Stored records:
---

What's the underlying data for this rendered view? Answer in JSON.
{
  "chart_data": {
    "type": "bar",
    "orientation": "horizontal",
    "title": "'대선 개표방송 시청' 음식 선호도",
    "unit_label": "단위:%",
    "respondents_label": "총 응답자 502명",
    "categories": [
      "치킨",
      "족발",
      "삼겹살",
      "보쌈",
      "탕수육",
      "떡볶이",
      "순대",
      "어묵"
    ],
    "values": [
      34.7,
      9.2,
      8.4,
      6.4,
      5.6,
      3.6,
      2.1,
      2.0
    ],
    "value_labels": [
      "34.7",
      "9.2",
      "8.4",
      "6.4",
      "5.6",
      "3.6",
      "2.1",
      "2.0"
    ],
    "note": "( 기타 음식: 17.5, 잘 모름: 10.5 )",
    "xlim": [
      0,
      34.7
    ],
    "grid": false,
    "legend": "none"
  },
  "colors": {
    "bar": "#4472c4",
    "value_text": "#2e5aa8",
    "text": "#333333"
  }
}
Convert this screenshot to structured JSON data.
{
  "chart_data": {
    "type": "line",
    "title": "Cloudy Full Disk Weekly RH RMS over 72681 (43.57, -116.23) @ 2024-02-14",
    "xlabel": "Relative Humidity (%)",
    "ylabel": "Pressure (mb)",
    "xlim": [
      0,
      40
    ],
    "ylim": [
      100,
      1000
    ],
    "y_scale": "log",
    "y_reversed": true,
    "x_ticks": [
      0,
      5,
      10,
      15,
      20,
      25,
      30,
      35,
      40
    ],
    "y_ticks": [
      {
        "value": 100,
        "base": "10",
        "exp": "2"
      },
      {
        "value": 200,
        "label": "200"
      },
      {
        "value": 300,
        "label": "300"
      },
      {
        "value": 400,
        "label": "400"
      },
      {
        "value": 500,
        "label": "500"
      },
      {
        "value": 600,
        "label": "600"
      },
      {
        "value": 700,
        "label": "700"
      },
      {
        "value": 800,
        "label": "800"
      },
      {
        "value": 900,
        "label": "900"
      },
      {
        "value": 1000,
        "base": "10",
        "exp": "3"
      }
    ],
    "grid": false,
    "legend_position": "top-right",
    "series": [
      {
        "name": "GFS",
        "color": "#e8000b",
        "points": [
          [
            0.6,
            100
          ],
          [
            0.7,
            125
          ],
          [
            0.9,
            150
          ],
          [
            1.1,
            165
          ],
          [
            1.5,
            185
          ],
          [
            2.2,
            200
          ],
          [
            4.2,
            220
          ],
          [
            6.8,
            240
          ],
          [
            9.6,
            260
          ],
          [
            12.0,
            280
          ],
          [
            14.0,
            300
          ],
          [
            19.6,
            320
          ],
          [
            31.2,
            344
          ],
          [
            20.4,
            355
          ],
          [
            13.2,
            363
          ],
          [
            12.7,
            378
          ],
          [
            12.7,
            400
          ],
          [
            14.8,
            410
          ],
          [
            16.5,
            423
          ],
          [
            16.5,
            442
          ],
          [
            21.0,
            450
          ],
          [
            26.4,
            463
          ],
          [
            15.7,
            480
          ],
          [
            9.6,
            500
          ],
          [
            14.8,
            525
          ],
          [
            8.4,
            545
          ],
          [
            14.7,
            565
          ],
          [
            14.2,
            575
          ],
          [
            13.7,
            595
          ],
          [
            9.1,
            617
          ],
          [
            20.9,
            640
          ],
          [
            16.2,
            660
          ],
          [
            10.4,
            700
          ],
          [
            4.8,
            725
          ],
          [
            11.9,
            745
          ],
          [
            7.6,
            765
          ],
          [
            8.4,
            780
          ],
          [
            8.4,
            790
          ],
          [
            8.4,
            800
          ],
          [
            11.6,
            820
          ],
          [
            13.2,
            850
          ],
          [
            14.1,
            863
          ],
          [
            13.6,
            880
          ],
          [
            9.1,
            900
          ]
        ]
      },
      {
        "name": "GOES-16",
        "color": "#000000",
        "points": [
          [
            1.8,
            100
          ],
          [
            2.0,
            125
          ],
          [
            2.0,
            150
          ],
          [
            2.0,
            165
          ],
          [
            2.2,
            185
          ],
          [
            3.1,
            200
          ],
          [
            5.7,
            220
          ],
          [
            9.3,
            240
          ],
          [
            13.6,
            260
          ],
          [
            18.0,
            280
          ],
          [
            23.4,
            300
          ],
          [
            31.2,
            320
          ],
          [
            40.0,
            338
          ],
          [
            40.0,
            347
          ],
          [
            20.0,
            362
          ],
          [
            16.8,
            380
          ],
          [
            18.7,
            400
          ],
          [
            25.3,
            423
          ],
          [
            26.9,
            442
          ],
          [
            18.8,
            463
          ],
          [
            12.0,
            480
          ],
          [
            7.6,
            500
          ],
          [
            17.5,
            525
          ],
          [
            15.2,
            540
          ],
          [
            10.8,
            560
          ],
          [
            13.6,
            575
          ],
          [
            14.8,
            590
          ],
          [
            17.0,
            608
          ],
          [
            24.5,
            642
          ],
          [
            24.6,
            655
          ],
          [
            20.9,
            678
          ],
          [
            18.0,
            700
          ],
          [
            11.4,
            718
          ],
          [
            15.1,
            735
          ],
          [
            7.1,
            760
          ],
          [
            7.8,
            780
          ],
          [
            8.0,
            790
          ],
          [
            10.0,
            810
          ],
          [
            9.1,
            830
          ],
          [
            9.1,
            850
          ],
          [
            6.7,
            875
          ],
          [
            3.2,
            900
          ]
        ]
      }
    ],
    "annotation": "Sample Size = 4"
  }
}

---

Goal:
Say how many lines of the material contain the word "this", with no other text.

Answer below:
2